Collect each line of the entries that holds the string "India".

::::::::::

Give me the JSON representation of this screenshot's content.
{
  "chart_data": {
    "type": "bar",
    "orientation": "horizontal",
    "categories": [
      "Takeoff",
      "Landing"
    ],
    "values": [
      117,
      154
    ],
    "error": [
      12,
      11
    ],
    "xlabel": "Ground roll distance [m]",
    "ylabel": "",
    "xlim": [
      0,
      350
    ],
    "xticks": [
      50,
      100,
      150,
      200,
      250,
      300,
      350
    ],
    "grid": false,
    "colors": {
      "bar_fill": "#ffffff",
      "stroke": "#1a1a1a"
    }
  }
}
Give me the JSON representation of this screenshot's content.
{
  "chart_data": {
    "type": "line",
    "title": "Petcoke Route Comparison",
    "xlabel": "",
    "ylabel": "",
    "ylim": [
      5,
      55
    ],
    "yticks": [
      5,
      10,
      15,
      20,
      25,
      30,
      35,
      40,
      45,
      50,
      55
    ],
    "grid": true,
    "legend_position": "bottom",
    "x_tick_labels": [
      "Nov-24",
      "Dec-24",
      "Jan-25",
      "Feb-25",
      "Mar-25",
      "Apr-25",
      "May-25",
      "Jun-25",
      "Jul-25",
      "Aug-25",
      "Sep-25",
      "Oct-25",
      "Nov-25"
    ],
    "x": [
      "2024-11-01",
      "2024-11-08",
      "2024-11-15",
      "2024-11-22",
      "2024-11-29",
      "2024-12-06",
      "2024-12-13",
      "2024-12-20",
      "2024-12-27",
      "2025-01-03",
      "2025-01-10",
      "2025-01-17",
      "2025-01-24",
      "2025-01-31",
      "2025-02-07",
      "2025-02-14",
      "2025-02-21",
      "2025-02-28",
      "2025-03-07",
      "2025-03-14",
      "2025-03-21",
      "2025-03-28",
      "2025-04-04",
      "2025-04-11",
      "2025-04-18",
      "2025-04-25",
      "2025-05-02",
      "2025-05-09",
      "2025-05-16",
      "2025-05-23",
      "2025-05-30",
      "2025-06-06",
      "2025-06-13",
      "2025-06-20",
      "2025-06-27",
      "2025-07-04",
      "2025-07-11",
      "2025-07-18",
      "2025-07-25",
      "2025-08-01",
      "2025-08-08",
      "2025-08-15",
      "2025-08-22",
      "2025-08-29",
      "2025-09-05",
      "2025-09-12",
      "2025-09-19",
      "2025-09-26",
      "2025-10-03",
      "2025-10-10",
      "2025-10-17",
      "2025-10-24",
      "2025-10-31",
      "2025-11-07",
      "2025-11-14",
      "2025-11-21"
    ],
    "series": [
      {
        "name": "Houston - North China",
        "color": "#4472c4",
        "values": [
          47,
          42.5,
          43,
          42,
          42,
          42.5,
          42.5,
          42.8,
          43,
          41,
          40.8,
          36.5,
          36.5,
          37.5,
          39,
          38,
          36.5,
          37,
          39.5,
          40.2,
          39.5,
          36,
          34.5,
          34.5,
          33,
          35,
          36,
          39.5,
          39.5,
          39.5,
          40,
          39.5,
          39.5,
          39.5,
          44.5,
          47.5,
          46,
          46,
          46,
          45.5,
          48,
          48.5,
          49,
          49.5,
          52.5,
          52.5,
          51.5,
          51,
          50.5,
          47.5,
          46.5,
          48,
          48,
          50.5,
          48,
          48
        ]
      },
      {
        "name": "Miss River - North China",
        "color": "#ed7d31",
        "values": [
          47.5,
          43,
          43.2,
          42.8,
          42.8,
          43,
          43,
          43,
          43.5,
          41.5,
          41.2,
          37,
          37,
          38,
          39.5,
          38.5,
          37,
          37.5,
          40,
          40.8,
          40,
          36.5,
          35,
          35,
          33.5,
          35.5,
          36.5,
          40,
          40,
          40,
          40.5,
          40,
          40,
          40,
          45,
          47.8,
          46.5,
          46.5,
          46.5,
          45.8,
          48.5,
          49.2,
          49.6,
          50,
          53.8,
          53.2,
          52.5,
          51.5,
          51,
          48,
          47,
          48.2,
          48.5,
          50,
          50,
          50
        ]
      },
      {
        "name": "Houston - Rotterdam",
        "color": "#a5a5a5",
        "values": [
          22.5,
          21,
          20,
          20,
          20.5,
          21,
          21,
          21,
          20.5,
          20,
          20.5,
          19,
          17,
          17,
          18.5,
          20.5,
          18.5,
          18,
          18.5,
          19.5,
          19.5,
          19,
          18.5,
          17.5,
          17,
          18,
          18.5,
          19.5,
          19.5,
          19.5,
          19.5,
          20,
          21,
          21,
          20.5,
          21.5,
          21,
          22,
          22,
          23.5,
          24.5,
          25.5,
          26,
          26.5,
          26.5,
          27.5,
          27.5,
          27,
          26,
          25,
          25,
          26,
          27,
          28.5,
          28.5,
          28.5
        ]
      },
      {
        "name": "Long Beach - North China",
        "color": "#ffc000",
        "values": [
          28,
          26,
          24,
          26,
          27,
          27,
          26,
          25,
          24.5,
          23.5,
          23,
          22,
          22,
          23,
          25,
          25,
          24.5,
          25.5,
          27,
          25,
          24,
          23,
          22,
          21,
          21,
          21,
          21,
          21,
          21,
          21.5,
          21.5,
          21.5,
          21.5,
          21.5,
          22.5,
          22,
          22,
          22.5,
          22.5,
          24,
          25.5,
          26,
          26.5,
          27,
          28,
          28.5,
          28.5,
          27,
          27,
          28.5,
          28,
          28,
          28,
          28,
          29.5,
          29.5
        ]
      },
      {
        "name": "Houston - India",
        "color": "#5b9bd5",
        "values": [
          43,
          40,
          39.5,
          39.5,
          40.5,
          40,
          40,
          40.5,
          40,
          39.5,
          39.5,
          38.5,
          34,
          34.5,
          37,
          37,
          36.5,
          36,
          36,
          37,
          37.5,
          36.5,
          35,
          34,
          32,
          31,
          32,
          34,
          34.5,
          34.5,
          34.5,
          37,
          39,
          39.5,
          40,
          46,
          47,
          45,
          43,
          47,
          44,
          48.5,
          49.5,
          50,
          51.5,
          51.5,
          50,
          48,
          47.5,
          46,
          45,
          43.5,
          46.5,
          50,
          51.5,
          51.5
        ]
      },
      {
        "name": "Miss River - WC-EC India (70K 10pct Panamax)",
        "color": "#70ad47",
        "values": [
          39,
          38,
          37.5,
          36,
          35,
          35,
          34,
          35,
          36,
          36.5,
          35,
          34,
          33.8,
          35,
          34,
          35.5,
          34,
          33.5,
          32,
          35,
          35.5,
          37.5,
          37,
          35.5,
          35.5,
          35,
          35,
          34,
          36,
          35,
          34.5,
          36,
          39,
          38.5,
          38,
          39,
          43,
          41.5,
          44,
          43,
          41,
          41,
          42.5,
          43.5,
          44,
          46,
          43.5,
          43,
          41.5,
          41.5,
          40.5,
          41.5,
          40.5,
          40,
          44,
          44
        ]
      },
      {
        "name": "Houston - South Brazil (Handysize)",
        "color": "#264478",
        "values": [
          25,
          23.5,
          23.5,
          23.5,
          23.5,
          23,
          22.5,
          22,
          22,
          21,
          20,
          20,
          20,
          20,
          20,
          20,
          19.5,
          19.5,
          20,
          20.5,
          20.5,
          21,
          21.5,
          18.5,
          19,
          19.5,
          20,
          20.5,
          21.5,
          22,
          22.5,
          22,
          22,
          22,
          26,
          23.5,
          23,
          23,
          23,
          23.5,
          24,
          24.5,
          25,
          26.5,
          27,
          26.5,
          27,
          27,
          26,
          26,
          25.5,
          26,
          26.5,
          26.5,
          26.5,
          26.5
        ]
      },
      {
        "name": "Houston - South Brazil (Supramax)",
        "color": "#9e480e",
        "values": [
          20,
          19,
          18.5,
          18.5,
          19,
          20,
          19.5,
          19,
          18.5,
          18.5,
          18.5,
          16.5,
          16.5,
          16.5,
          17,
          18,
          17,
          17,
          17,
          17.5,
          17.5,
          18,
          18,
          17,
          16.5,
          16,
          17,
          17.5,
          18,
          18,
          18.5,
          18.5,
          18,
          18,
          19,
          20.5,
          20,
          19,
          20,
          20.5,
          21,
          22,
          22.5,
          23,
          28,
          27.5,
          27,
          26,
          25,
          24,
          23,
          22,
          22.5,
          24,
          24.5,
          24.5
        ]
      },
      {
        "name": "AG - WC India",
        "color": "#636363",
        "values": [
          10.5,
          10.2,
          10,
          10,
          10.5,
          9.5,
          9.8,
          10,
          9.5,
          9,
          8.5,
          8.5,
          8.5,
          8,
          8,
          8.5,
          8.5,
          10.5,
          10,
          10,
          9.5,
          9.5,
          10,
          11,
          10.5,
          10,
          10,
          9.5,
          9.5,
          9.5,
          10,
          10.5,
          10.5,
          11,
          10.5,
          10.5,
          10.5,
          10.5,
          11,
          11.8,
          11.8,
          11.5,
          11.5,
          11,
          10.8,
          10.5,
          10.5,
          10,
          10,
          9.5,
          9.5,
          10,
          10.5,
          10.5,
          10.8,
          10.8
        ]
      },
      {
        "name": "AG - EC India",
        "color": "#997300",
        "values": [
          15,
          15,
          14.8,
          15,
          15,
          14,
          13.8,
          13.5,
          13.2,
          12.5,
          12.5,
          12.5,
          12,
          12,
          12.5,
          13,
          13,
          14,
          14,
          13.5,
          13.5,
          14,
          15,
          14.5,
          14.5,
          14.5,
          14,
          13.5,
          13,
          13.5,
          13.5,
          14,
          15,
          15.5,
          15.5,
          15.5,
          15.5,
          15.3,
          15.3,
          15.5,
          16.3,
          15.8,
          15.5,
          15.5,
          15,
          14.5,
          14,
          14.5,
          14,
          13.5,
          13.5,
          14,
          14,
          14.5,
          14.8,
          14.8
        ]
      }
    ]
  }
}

::::::::::

**Result**
        "name": "Houston - India",
        "name": "Miss River - WC-EC India (70K 10pct Panamax)",
        "name": "AG - WC India",
        "name": "AG - EC India",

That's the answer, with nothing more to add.